■ **WHAT IS REQUIRED**:
Print the entire listing. Each line must match the original exactly.

■ **SUPPLIED RECORDS**:
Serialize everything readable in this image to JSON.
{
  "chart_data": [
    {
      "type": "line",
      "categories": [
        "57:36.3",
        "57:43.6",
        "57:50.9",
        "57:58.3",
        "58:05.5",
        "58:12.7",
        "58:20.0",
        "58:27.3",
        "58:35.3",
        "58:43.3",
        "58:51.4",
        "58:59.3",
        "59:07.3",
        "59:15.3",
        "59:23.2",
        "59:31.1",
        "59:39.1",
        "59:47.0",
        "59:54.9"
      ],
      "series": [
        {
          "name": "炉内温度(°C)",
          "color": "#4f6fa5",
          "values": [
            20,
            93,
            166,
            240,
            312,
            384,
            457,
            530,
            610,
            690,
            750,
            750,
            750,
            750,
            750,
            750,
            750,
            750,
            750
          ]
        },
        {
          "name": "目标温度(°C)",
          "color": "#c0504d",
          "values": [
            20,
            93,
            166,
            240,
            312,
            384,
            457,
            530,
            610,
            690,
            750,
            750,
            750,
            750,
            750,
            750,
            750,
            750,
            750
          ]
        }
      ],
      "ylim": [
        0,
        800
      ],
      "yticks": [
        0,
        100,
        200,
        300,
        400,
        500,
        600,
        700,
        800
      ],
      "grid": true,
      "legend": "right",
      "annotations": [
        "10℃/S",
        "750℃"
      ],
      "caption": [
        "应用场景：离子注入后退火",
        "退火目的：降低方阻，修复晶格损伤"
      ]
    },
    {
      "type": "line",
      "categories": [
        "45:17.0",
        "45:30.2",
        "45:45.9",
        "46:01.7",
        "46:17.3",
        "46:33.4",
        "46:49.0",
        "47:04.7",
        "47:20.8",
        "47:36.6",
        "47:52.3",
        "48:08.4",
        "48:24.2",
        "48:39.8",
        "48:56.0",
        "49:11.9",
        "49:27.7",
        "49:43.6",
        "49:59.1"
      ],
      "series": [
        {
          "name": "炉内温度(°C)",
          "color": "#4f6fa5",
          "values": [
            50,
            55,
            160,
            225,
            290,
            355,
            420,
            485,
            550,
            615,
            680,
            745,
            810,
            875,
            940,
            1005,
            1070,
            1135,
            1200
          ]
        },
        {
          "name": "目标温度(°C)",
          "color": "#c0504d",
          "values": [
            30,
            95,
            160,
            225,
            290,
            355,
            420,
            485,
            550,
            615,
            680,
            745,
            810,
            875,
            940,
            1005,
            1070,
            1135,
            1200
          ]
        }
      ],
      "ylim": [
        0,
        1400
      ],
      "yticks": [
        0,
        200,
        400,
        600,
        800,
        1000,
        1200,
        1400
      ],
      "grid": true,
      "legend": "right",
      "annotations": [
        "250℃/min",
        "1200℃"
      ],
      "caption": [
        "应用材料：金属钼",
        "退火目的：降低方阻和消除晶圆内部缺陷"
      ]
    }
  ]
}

■ **FINISHED EXERCISE**:
Serialize everything readable in this image to JSON.
{
  "chart_data": [
    {
      "type": "line",
      "categories": [
        "57:36.3",
        "57:43.6",
        "57:50.9",
        "57:58.3",
        "58:05.5",
        "58:12.7",
        "58:20.0",
        "58:27.3",
        "58:35.3",
        "58:43.3",
        "58:51.4",
        "58:59.3",
        "59:07.3",
        "59:15.3",
        "59:23.2",
        "59:31.1",
        "59:39.1",
        "59:47.0",
        "59:54.9"
      ],
      "series": [
        {
          "name": "炉内温度(°C)",
          "color": "#4f6fa5",
          "values": [
            20,
            93,
            166,
            240,
            312,
            384,
            457,
            530,
            610,
            690,
            750,
            750,
            750,
            750,
            750,
            750,
            750,
            750,
            750
          ]
        },
        {
          "name": "目标温度(°C)",
          "color": "#c0504d",
          "values": [
            20,
            93,
            166,
            240,
            312,
            384,
            457,
            530,
            610,
            690,
            750,
            750,
            750,
            750,
            750,
            750,
            750,
            750,
            750
          ]
        }
      ],
      "ylim": [
        0,
        800
      ],
      "yticks": [
        0,
        100,
        200,
        300,
        400,
        500,
        600,
        700,
        800
      ],
      "grid": true,
      "legend": "right",
      "annotations": [
        "10℃/S",
        "750℃"
      ],
      "caption": [
        "应用场景：离子注入后退火",
        "退火目的：降低方阻，修复晶格损伤"
      ]
    },
    {
      "type": "line",
      "categories": [
        "45:17.0",
        "45:30.2",
        "45:45.9",
        "46:01.7",
        "46:17.3",
        "46:33.4",
        "46:49.0",
        "47:04.7",
        "47:20.8",
        "47:36.6",
        "47:52.3",
        "48:08.4",
        "48:24.2",
        "48:39.8",
        "48:56.0",
        "49:11.9",
        "49:27.7",
        "49:43.6",
        "49:59.1"
      ],
      "series": [
        {
          "name": "炉内温度(°C)",
          "color": "#4f6fa5",
          "values": [
            50,
            55,
            160,
            225,
            290,
            355,
            420,
            485,
            550,
            615,
            680,
            745,
            810,
            875,
            940,
            1005,
            1070,
            1135,
            1200
          ]
        },
        {
          "name": "目标温度(°C)",
          "color": "#c0504d",
          "values": [
            30,
            95,
            160,
            225,
            290,
            355,
            420,
            485,
            550,
            615,
            680,
            745,
            810,
            875,
            940,
            1005,
            1070,
            1135,
            1200
          ]
        }
      ],
      "ylim": [
        0,
        1400
      ],
      "yticks": [
        0,
        200,
        400,
        600,
        800,
        1000,
        1200,
        1400
      ],
      "grid": true,
      "legend": "right",
      "annotations": [
        "250℃/min",
        "1200℃"
      ],
      "caption": [
        "应用材料：金属钼",
        "退火目的：降低方阻和消除晶圆内部缺陷"
      ]
    }
  ]
}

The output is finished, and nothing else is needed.